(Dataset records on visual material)
-- Begin --

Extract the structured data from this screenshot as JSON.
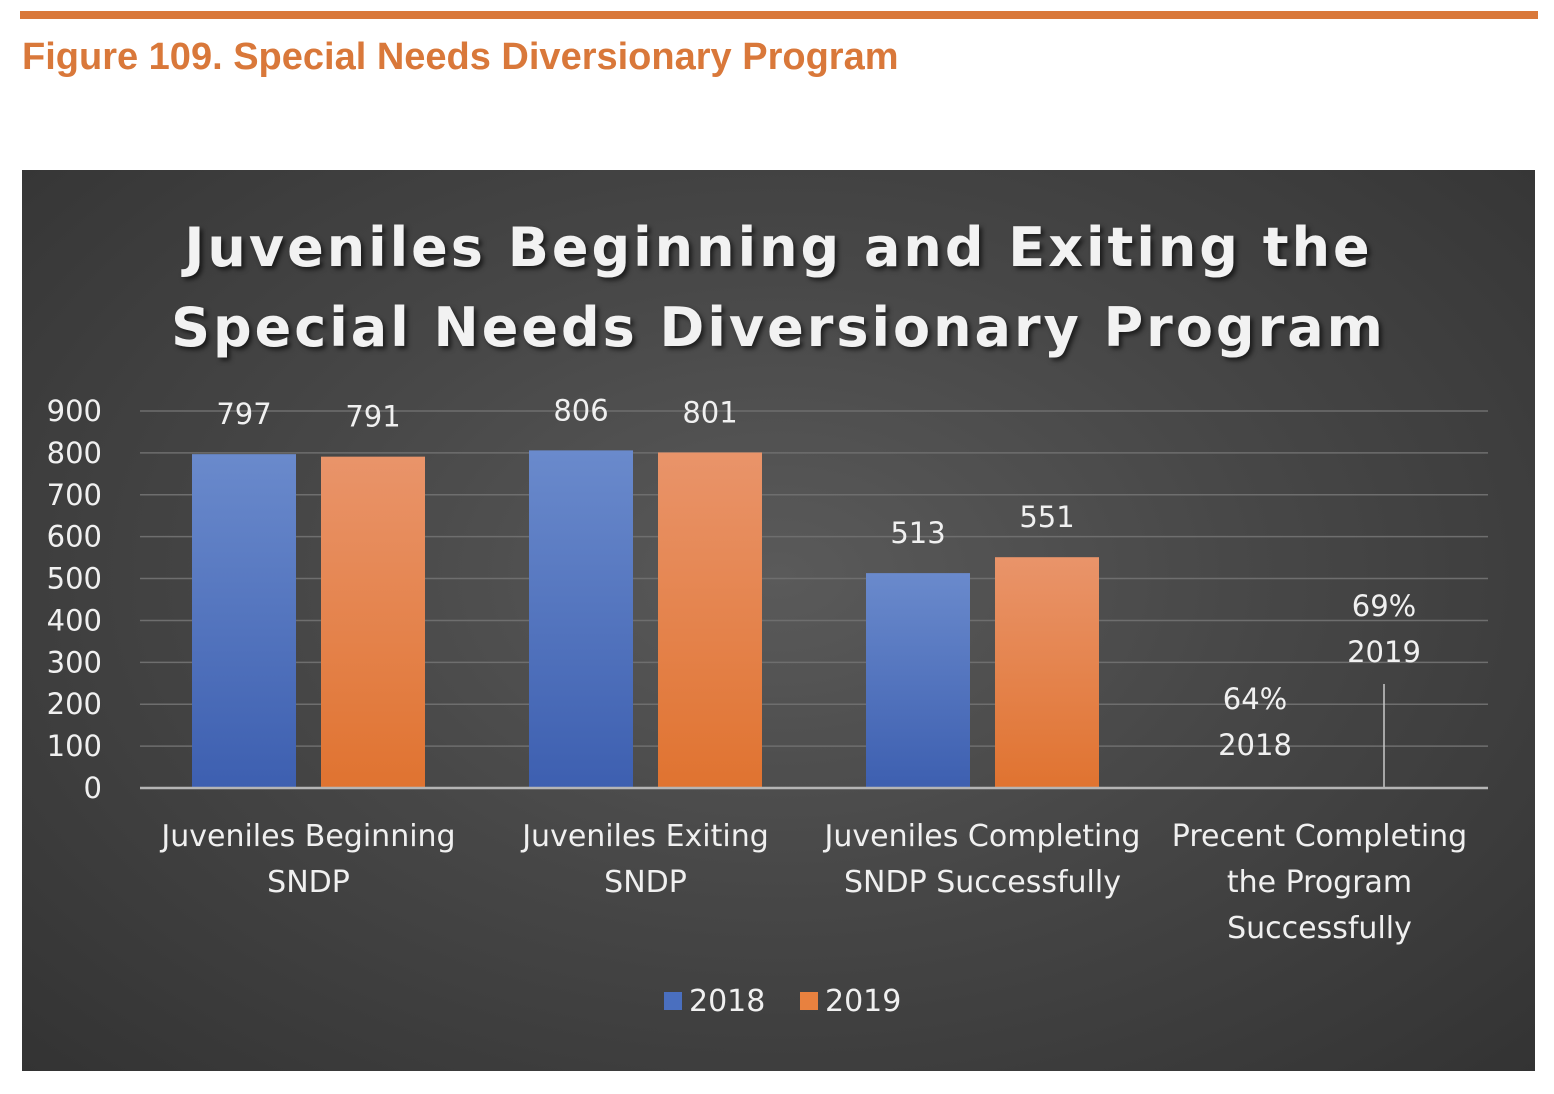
{
  "figure_caption": "Figure 109. Special Needs Diversionary Program",
  "chart_data": {
    "type": "bar",
    "title": [
      "Juveniles Beginning and Exiting the",
      "Special Needs Diversionary Program"
    ],
    "categories": [
      [
        "Juveniles Beginning",
        "SNDP"
      ],
      [
        "Juveniles Exiting",
        "SNDP"
      ],
      [
        "Juveniles Completing",
        "SNDP Successfully"
      ],
      [
        "Precent Completing",
        "the Program",
        "Successfully"
      ]
    ],
    "series": [
      {
        "name": "2018",
        "values": [
          797,
          806,
          513,
          0.64
        ],
        "labels": [
          "797",
          "806",
          "513",
          "64%\n2018"
        ],
        "color": "#4a6fbf"
      },
      {
        "name": "2019",
        "values": [
          791,
          801,
          551,
          0.69
        ],
        "labels": [
          "791",
          "801",
          "551",
          "69%\n2019"
        ],
        "color": "#e8813f"
      }
    ],
    "ylim": [
      0,
      900
    ],
    "yticks": [
      0,
      100,
      200,
      300,
      400,
      500,
      600,
      700,
      800,
      900
    ],
    "grid": true,
    "legend": "bottom",
    "xlabel": "",
    "ylabel": ""
  }
}
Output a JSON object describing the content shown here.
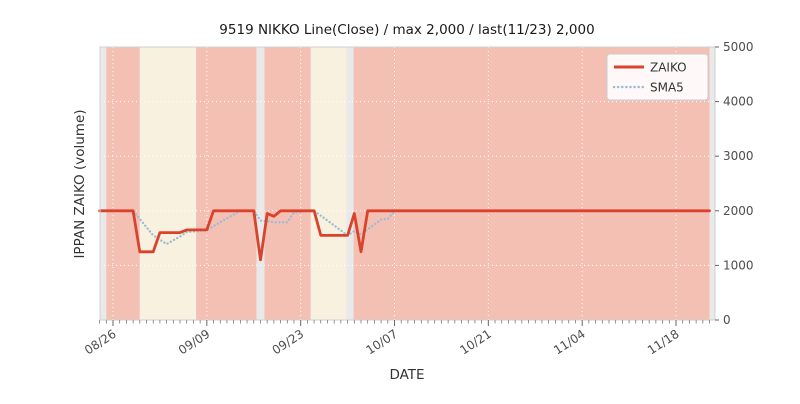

-- End --

*TASK REQUIREMENTS:*
Pull out all lines of the data with the string "Exiting".

*WRITTEN RESPONSE:*
      "Juveniles Beginning and Exiting the",
        "Juveniles Exiting",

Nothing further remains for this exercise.